## What you need to do
Each record is to be printed again precisely as it reads.

Stored data:
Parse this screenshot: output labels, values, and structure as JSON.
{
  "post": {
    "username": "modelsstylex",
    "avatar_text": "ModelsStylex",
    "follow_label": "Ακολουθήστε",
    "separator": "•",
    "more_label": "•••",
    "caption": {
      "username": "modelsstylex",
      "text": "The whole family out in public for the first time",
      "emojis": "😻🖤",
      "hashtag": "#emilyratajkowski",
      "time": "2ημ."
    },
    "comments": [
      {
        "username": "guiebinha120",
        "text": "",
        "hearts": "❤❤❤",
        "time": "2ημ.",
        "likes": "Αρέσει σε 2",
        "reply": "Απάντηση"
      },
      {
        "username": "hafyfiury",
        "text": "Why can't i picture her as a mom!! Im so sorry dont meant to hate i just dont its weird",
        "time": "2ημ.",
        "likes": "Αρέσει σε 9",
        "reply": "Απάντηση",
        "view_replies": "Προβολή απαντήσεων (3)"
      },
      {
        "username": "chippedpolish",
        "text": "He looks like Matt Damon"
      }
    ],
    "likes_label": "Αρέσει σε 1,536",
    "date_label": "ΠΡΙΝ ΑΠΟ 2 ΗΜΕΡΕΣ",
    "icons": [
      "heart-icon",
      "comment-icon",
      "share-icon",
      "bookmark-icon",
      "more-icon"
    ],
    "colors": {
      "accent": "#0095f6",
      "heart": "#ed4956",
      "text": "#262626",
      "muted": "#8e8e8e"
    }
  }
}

## Task output
Parse this screenshot: output labels, values, and structure as JSON.
{
  "post": {
    "username": "modelsstylex",
    "avatar_text": "ModelsStylex",
    "follow_label": "Ακολουθήστε",
    "separator": "•",
    "more_label": "•••",
    "caption": {
      "username": "modelsstylex",
      "text": "The whole family out in public for the first time",
      "emojis": "😻🖤",
      "hashtag": "#emilyratajkowski",
      "time": "2ημ."
    },
    "comments": [
      {
        "username": "guiebinha120",
        "text": "",
        "hearts": "❤❤❤",
        "time": "2ημ.",
        "likes": "Αρέσει σε 2",
        "reply": "Απάντηση"
      },
      {
        "username": "hafyfiury",
        "text": "Why can't i picture her as a mom!! Im so sorry dont meant to hate i just dont its weird",
        "time": "2ημ.",
        "likes": "Αρέσει σε 9",
        "reply": "Απάντηση",
        "view_replies": "Προβολή απαντήσεων (3)"
      },
      {
        "username": "chippedpolish",
        "text": "He looks like Matt Damon"
      }
    ],
    "likes_label": "Αρέσει σε 1,536",
    "date_label": "ΠΡΙΝ ΑΠΟ 2 ΗΜΕΡΕΣ",
    "icons": [
      "heart-icon",
      "comment-icon",
      "share-icon",
      "bookmark-icon",
      "more-icon"
    ],
    "colors": {
      "accent": "#0095f6",
      "heart": "#ed4956",
      "text": "#262626",
      "muted": "#8e8e8e"
    }
  }
}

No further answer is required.